- [EXERCISE] In one to three sentences, explain why George argues in the mailing list message that recursion depth should not affect the state of a request.

Open MPI logo

Open MPI Development Mailing List Archives

  |   Home   |   Support   |   FAQ   |   all Development mailing list

Subject: Re: [OMPI devel] collective problems
From: Gleb Natapov (glebn_at_[hidden])
Date: 2007-11-08 03:55:50

On Wed, Nov 07, 2007 at 01:16:04PM -0500, George Bosilca wrote:
> On Nov 7, 2007, at 12:51 PM, Jeff Squyres wrote:
>>> The same callback is called in both cases. In the case that you
>>> described, the callback is called just a little bit deeper into the
>>> recursion, when in the "normal case" it will get called from the
>>> first level of the recursion. Or maybe I miss something here ...
>> Right -- it's not the callback that is the problem. It's when the
>> recursion is unwound and further up the stack you now have a stale
>> request.
> That's exactly the point that I fail to see. If the request is freed in the
> PML callback, then it should get release in both cases, and therefore lead
> to problems all the time. Which, obviously, is not true when we do not have
> this deep recursion thing going on.
> Moreover, he request management is based on the reference count. The PML
> level have one ref count and the MPI level have another one. In fact, we
> cannot release a request until we explicitly call ompi_request_free on it.
> The place where this call happens is different between the blocking and non
> blocking calls. In the non blocking case the ompi_request_free get called
> from the *_test (*_wait) functions while in the blocking case it get called
> directly from the MPI_Send function.
> Let me summarize: a request cannot reach a stale state without a call to
> ompi_request_free. This function is never called directly from the PML
> level. Therefore, the recursion depth should not have any impact on the
> state of the request !

I looked at the code one more time and it seems to me now that George is
absolutely right. The scenario I described cannot happen because we call
ompi_request_free() at the top of the stack. I somehow had an
impression that we mark internal requests as freed before calling
send(). So I'll go and implement NOT_ON_WIRE extension when I'll have
time for it.

- [SUPPLIED ENTRIES]

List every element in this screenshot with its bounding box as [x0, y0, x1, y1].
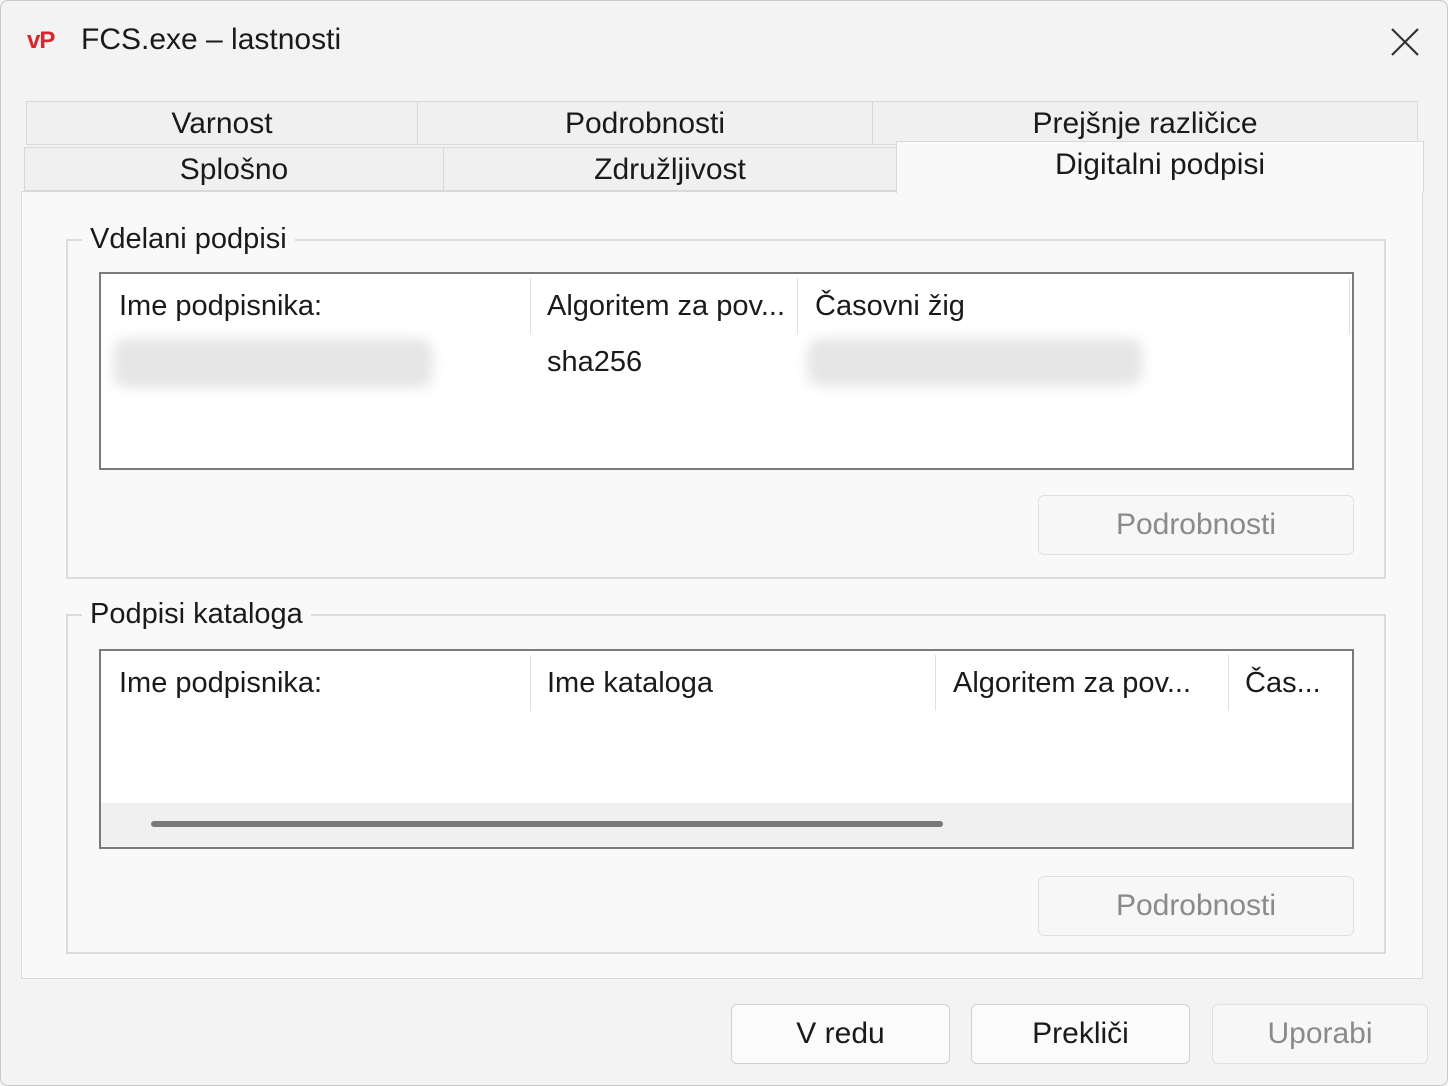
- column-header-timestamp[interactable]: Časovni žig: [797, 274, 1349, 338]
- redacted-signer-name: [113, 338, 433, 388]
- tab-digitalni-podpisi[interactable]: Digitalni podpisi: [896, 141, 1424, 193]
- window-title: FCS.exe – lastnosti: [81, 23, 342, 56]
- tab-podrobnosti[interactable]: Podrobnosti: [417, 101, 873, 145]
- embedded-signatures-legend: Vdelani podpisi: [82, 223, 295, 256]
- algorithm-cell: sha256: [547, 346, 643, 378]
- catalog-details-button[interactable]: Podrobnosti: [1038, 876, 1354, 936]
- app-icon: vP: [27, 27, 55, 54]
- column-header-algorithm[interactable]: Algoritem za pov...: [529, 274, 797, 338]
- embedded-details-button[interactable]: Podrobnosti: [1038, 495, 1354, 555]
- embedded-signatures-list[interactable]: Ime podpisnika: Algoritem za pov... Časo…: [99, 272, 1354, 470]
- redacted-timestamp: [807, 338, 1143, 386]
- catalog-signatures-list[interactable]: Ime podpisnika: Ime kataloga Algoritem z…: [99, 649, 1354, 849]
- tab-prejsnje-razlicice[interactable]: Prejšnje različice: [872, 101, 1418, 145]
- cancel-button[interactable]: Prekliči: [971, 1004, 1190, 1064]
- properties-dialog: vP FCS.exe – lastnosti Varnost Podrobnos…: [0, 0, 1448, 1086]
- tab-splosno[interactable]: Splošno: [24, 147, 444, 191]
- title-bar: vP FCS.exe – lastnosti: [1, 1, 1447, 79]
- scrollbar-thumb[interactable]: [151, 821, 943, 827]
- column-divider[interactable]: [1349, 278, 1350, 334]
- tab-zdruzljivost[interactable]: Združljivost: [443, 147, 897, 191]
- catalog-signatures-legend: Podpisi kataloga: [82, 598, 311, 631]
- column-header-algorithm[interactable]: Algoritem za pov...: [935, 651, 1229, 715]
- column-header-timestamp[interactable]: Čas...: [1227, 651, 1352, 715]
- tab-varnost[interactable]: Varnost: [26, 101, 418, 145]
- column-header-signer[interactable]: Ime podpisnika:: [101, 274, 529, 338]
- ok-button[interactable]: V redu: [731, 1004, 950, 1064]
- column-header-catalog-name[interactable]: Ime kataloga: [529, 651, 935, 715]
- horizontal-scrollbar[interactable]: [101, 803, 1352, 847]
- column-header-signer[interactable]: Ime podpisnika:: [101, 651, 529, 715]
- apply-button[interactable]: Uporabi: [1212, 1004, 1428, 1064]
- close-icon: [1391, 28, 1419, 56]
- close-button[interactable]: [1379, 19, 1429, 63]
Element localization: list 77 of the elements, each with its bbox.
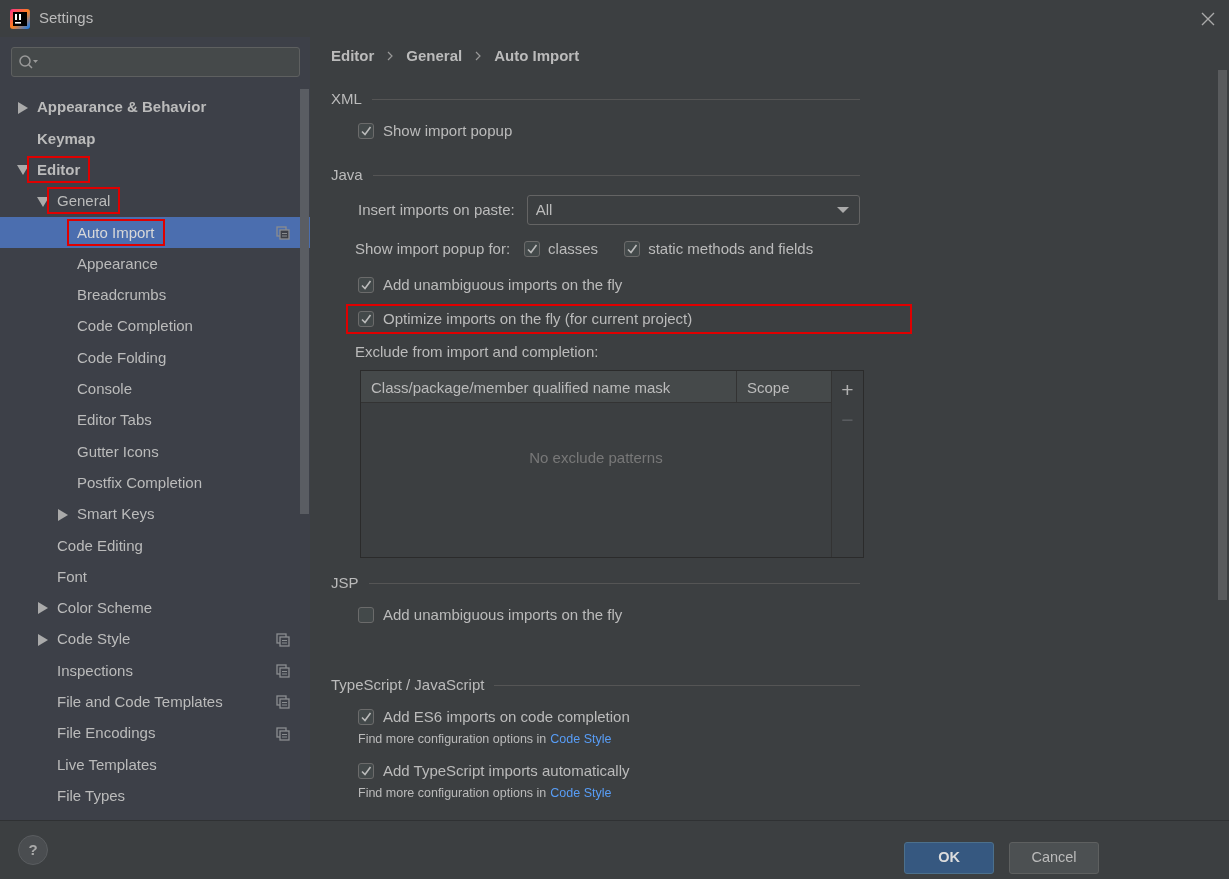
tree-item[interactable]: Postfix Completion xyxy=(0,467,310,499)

- [RESULT OF THE EXERCISE] A request cannot become stale unless ompi_request_free is explicitly called on it, because requests are managed by separate reference counts at the PML and MPI levels. That function is never called directly from the PML level. It is called from the *_test (*_wait) functions for non-blocking calls and directly from MPI_Send for blocking calls, so deeper recursion in the PML does not change when a request is released.